(Records from a dataset)
··········
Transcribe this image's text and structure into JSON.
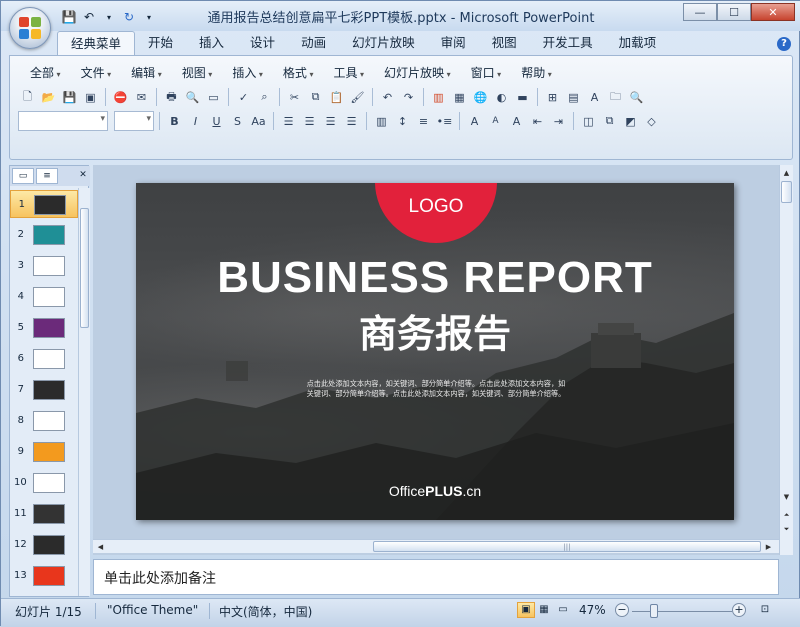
{
  "window": {
    "title": "通用报告总结创意扁平七彩PPT模板.pptx - Microsoft PowerPoint",
    "minimize": "—",
    "maximize": "☐",
    "close": "✕"
  },
  "ribbon_tabs": [
    "经典菜单",
    "开始",
    "插入",
    "设计",
    "动画",
    "幻灯片放映",
    "审阅",
    "视图",
    "开发工具",
    "加载项"
  ],
  "active_tab": "经典菜单",
  "classic_menus": [
    "全部",
    "文件",
    "编辑",
    "视图",
    "插入",
    "格式",
    "工具",
    "幻灯片放映",
    "窗口",
    "帮助"
  ],
  "slides_panel": {
    "numbers": [
      "1",
      "2",
      "3",
      "4",
      "5",
      "6",
      "7",
      "8",
      "9",
      "10",
      "11",
      "12",
      "13"
    ],
    "thumb_colors": [
      "#2b2b2b",
      "#1f8f96",
      "#ffffff",
      "#ffffff",
      "#6b2a7a",
      "#ffffff",
      "#2b2b2b",
      "#ffffff",
      "#f39a1e",
      "#ffffff",
      "#333333",
      "#2b2b2b",
      "#e8361c"
    ],
    "selected_index": 0
  },
  "slide": {
    "logo": "LOGO",
    "title": "BUSINESS REPORT",
    "subtitle": "商务报告",
    "body_line1": "点击此处添加文本内容，如关键词、部分简单介绍等。点击此处添加文本内容，如",
    "body_line2": "关键词、部分简单介绍等。点击此处添加文本内容，如关键词、部分简单介绍等。",
    "footer_prefix": "Office",
    "footer_bold": "PLUS",
    "footer_suffix": ".cn",
    "accent_color": "#e2213b"
  },
  "notes": {
    "placeholder": "单击此处添加备注"
  },
  "status": {
    "slide_info": "幻灯片 1/15",
    "theme": "\"Office Theme\"",
    "language": "中文(简体，中国)",
    "zoom": "47%"
  }
}
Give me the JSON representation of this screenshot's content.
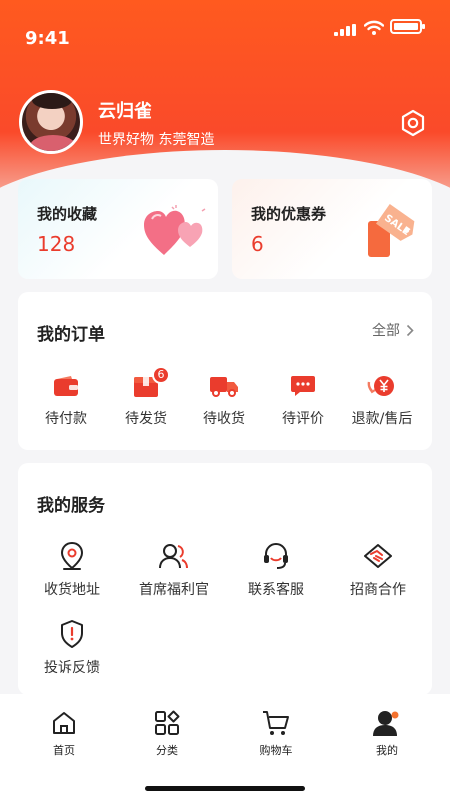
{
  "status_bar": {
    "time": "9:41"
  },
  "profile": {
    "name": "云归雀",
    "slogan": "世界好物 东莞智造"
  },
  "favorites": {
    "title": "我的收藏",
    "count": "128"
  },
  "coupons": {
    "title": "我的优惠券",
    "count": "6",
    "tag_text": "SALE"
  },
  "orders": {
    "title": "我的订单",
    "all_label": "全部",
    "items": [
      {
        "label": "待付款",
        "icon": "wallet-icon"
      },
      {
        "label": "待发货",
        "icon": "package-icon",
        "badge": "6"
      },
      {
        "label": "待收货",
        "icon": "truck-icon"
      },
      {
        "label": "待评价",
        "icon": "comment-icon"
      },
      {
        "label": "退款/售后",
        "icon": "refund-icon"
      }
    ]
  },
  "services": {
    "title": "我的服务",
    "items": [
      {
        "label": "收货地址",
        "icon": "location-pin-icon"
      },
      {
        "label": "首席福利官",
        "icon": "user-group-icon"
      },
      {
        "label": "联系客服",
        "icon": "headset-icon"
      },
      {
        "label": "招商合作",
        "icon": "handshake-icon"
      },
      {
        "label": "投诉反馈",
        "icon": "shield-alert-icon"
      }
    ]
  },
  "tabbar": {
    "items": [
      {
        "label": "首页",
        "icon": "home-icon"
      },
      {
        "label": "分类",
        "icon": "category-icon"
      },
      {
        "label": "购物车",
        "icon": "cart-icon"
      },
      {
        "label": "我的",
        "icon": "profile-icon",
        "active": true
      }
    ]
  },
  "colors": {
    "accent": "#ea3c2d",
    "header": "#fa4a2a"
  }
}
··········
TASK PROMPT:
Reproduce all of the data exactly; the pictures do not belong in the copy.

TASK ANSWER:
Transcribe this image's text and structure into JSON.
{
  "window": {
    "title": "通用报告总结创意扁平七彩PPT模板.pptx - Microsoft PowerPoint",
    "minimize": "—",
    "maximize": "☐",
    "close": "✕"
  },
  "ribbon_tabs": [
    "经典菜单",
    "开始",
    "插入",
    "设计",
    "动画",
    "幻灯片放映",
    "审阅",
    "视图",
    "开发工具",
    "加载项"
  ],
  "active_tab": "经典菜单",
  "classic_menus": [
    "全部",
    "文件",
    "编辑",
    "视图",
    "插入",
    "格式",
    "工具",
    "幻灯片放映",
    "窗口",
    "帮助"
  ],
  "slides_panel": {
    "numbers": [
      "1",
      "2",
      "3",
      "4",
      "5",
      "6",
      "7",
      "8",
      "9",
      "10",
      "11",
      "12",
      "13"
    ],
    "thumb_colors": [
      "#2b2b2b",
      "#1f8f96",
      "#ffffff",
      "#ffffff",
      "#6b2a7a",
      "#ffffff",
      "#2b2b2b",
      "#ffffff",
      "#f39a1e",
      "#ffffff",
      "#333333",
      "#2b2b2b",
      "#e8361c"
    ],
    "selected_index": 0
  },
  "slide": {
    "logo": "LOGO",
    "title": "BUSINESS REPORT",
    "subtitle": "商务报告",
    "body_line1": "点击此处添加文本内容，如关键词、部分简单介绍等。点击此处添加文本内容，如",
    "body_line2": "关键词、部分简单介绍等。点击此处添加文本内容，如关键词、部分简单介绍等。",
    "footer_prefix": "Office",
    "footer_bold": "PLUS",
    "footer_suffix": ".cn",
    "accent_color": "#e2213b"
  },
  "notes": {
    "placeholder": "单击此处添加备注"
  },
  "status": {
    "slide_info": "幻灯片 1/15",
    "theme": "\"Office Theme\"",
    "language": "中文(简体，中国)",
    "zoom": "47%"
  }
}
Give me the JSON representation of this screenshot's content.
{
  "status_bar": {
    "time": "9:41"
  },
  "profile": {
    "name": "云归雀",
    "slogan": "世界好物 东莞智造"
  },
  "favorites": {
    "title": "我的收藏",
    "count": "128"
  },
  "coupons": {
    "title": "我的优惠券",
    "count": "6",
    "tag_text": "SALE"
  },
  "orders": {
    "title": "我的订单",
    "all_label": "全部",
    "items": [
      {
        "label": "待付款",
        "icon": "wallet-icon"
      },
      {
        "label": "待发货",
        "icon": "package-icon",
        "badge": "6"
      },
      {
        "label": "待收货",
        "icon": "truck-icon"
      },
      {
        "label": "待评价",
        "icon": "comment-icon"
      },
      {
        "label": "退款/售后",
        "icon": "refund-icon"
      }
    ]
  },
  "services": {
    "title": "我的服务",
    "items": [
      {
        "label": "收货地址",
        "icon": "location-pin-icon"
      },
      {
        "label": "首席福利官",
        "icon": "user-group-icon"
      },
      {
        "label": "联系客服",
        "icon": "headset-icon"
      },
      {
        "label": "招商合作",
        "icon": "handshake-icon"
      },
      {
        "label": "投诉反馈",
        "icon": "shield-alert-icon"
      }
    ]
  },
  "tabbar": {
    "items": [
      {
        "label": "首页",
        "icon": "home-icon"
      },
      {
        "label": "分类",
        "icon": "category-icon"
      },
      {
        "label": "购物车",
        "icon": "cart-icon"
      },
      {
        "label": "我的",
        "icon": "profile-icon",
        "active": true
      }
    ]
  },
  "colors": {
    "accent": "#ea3c2d",
    "header": "#fa4a2a"
  }
}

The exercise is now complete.